Разумеется, такие противоречивые решения возникают только в том случае, если к этой басне подходить как к мениппее второго типа, подразумевающей под персонажами конкретные личности, но не требующей привлечения дополнительных внешних контекстов. Собственно, басня как жанр высказывания в принципе не должна требовать привлечения аспектов истории литературы – разысканий в эпистолярии Крылова, в воспоминаниях его современников и т. п. Басня – не «Евгений Онегин», она должна быть «прямого действия». Также неправильно было бы требовать от авторов подобных миниатюр, чтобы они сопровождали их третьей, авторской фабулой, выраженной в материальном тексте, как это имеет место в «Полтаве», «Медном всаднике», не говоря уже о «Евгении Онегине» или «Повестях Белкина». Действительно, не тот жанр… И вот отсутствие авторской фабулы в этой простенькой на вид басенке значительно усложняет ее внутреннюю структуру, привнося равноправные, но взаимоисключающие толкования авторской акцентуализации. Без привлечения внешних, чисто биографических контекстов окончательная ясность внесена быть не может, поскольку в такой мениппее отсутствует авторская фабула, которая расставляла бы этические акценты.
Я привел этот пример как крайний случай чрезвычайно сложной по структуре художественной мениппеи; но сделал это только лишь затем, чтобы проиллюстрировать парадоксальное явление: на чисто интуитивном уровне эта басня все же не воспринимается как ущербная в художественном отношении, а интуитивное восприятие – единственный возможный критерий оценки художественности. Причем подлинную глубину содержание басни обретает только в том случае, если ее воспринимать как мениппею, поскольку при «эпическом» прочтении появляется прямая дидактика, неизбежная в жанре басни, но недопустимая в произведениях больших жанровых форм.

* **Задание**:
Что в тексте о басне как мениппее названо единственным возможным критерием оценки художественности?

* **Сохранённые данные**:
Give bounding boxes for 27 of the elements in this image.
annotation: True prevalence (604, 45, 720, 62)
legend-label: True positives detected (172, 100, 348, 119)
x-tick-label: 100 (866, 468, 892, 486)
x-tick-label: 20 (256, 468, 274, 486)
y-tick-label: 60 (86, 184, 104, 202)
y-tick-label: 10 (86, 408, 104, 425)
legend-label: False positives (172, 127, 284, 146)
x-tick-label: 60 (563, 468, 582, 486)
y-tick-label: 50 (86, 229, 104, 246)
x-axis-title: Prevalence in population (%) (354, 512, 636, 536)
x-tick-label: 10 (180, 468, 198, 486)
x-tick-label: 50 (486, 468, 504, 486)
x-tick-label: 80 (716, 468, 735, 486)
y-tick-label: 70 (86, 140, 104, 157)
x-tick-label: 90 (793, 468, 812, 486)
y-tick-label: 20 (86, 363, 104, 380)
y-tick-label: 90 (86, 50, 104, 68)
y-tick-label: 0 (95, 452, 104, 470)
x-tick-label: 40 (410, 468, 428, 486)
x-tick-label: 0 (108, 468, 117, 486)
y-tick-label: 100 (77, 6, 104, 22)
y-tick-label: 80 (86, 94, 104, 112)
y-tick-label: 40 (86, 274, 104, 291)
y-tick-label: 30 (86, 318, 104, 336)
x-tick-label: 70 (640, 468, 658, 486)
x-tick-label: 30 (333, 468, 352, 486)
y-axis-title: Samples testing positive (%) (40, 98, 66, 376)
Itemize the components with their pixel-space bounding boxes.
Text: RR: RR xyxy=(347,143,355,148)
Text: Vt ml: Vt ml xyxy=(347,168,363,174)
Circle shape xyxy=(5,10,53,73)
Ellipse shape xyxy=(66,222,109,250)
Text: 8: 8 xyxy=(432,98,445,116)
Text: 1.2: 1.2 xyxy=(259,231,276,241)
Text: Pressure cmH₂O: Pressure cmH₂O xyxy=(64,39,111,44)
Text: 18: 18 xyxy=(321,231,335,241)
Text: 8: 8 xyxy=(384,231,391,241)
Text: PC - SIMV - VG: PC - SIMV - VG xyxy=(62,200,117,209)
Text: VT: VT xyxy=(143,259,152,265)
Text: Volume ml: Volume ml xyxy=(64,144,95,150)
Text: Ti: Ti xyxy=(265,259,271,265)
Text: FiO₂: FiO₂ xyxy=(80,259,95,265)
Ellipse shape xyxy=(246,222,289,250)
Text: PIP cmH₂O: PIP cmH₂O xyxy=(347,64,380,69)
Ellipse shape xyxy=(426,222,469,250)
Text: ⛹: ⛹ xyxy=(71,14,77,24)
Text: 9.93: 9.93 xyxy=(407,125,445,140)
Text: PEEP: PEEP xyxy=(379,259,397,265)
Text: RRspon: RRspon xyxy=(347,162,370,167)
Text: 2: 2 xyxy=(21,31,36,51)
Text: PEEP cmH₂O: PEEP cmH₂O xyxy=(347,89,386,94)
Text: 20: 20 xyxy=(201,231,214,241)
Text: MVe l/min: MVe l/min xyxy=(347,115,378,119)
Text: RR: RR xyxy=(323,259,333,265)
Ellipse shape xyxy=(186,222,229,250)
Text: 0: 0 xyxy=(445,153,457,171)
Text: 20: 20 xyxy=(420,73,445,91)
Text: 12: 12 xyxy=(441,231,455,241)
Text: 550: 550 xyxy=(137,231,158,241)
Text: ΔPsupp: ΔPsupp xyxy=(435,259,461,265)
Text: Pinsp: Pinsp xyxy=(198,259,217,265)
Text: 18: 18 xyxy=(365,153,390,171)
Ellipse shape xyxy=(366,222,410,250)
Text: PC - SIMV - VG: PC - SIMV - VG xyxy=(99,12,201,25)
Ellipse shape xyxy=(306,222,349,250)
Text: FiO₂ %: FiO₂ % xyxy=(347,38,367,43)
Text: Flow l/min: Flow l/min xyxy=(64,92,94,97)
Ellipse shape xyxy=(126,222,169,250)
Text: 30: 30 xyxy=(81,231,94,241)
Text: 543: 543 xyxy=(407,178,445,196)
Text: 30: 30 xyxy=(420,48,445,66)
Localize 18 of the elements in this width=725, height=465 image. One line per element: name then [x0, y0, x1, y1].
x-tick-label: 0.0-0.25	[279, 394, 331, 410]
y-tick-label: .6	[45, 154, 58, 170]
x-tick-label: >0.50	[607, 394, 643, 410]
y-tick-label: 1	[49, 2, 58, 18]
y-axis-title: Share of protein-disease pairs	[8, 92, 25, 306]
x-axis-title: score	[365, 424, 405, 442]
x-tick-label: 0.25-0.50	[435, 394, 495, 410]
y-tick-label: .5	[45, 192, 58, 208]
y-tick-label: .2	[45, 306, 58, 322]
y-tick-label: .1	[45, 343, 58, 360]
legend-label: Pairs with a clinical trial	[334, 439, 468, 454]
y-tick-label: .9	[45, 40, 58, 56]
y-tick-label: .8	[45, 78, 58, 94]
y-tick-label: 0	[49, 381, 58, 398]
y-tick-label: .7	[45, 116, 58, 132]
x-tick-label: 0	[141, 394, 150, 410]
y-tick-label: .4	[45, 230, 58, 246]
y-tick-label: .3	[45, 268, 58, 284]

* **Ответ к упражнению**:
Интуитивное восприятие.